- [Selection]
————————

You're definitely not alone.

Over the past few years, the wellness world has been focused on meditation and mindfulness and how it can help improve your life. Of course, meditation has also been around for millennia, but its apparent ease of access and minimal investment has definitely helped create its recent uptick in popularity.

And while there are many great reasons to meditate (increased concentration, lower stress levels, better sleep, to name a few), there's the small problem of it not going exactly as planned for many who practice.

In a new study published in PLOS One, "The Varieties of Contemplative Experience," researchers found that meditation didn't only deliver positive reactions — it could also produce negative or "challenging" ones, such as fear, involuntary body movements and panic.

Meditation didn't only deliver positive reactions — it could also produce negative or "challenging" ones.

————————

- [Supplied material]
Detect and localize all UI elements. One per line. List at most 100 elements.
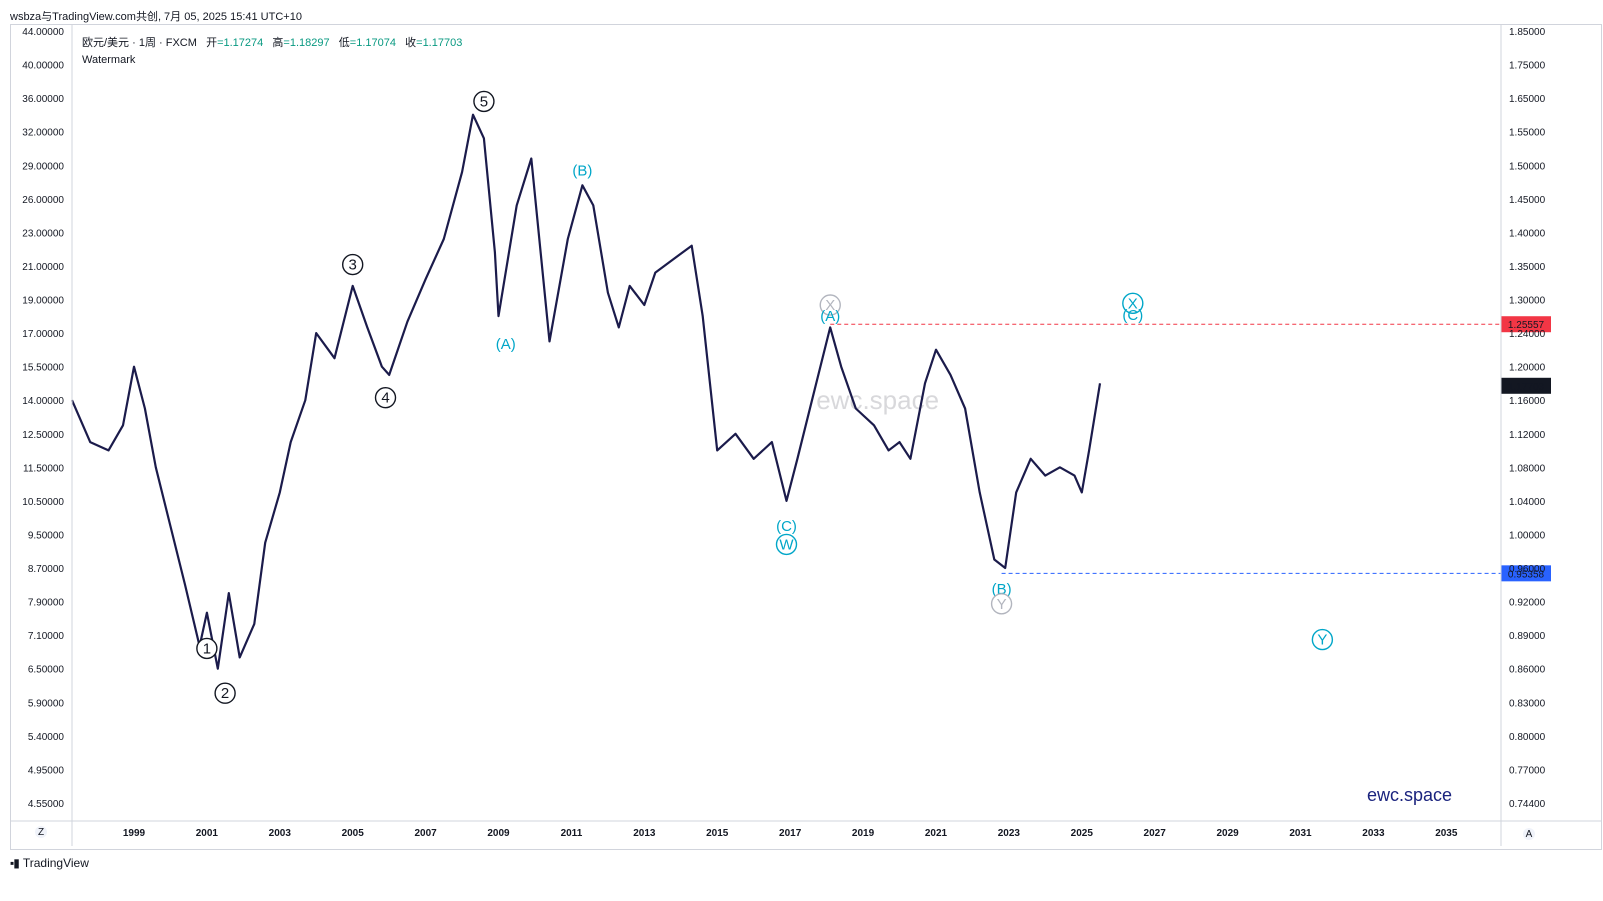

————————

- [Exercise directions] Pick up the article on meditation's difficult side effects after its final sentence and carry it forward.

- [Response]
Noting that these types of results are often under-reported in literature, the study's authors interviewed almost 100 people who practiced meditation, as well as teachers from three main traditions (Theravāda, Zen and Tibetan). They discovered that meditation affects seven main aspects: cognitive, perceptual, affective (i.e. emotions and moods), somatic (relating to the body), conative (i.e. motivation or will), sense of self and social.

The subjects reported a variety of reactions, both positive and negative, and they lasted anywhere from as soon as the person started practicing to 25 years into their practice.

While the introspective nature of meditation is meant to bring up difficult thoughts (as with people who re-experienced traumatic memories) and is certainly meant to be a challenge, many believe they'll automatically reap the benefits right away. But the practice isn't as simple as sitting down, closing your eyes and letting the good vibes flow — your mental state, your teacher and even your physical location can make a difference.

“This is a good example of how a contextual factor can affect associated distress and functioning,” Jared Lindahl, one of the study's co-authors, said in a press release. “An experience that is positive and desirable in one situation may become a burden in another.”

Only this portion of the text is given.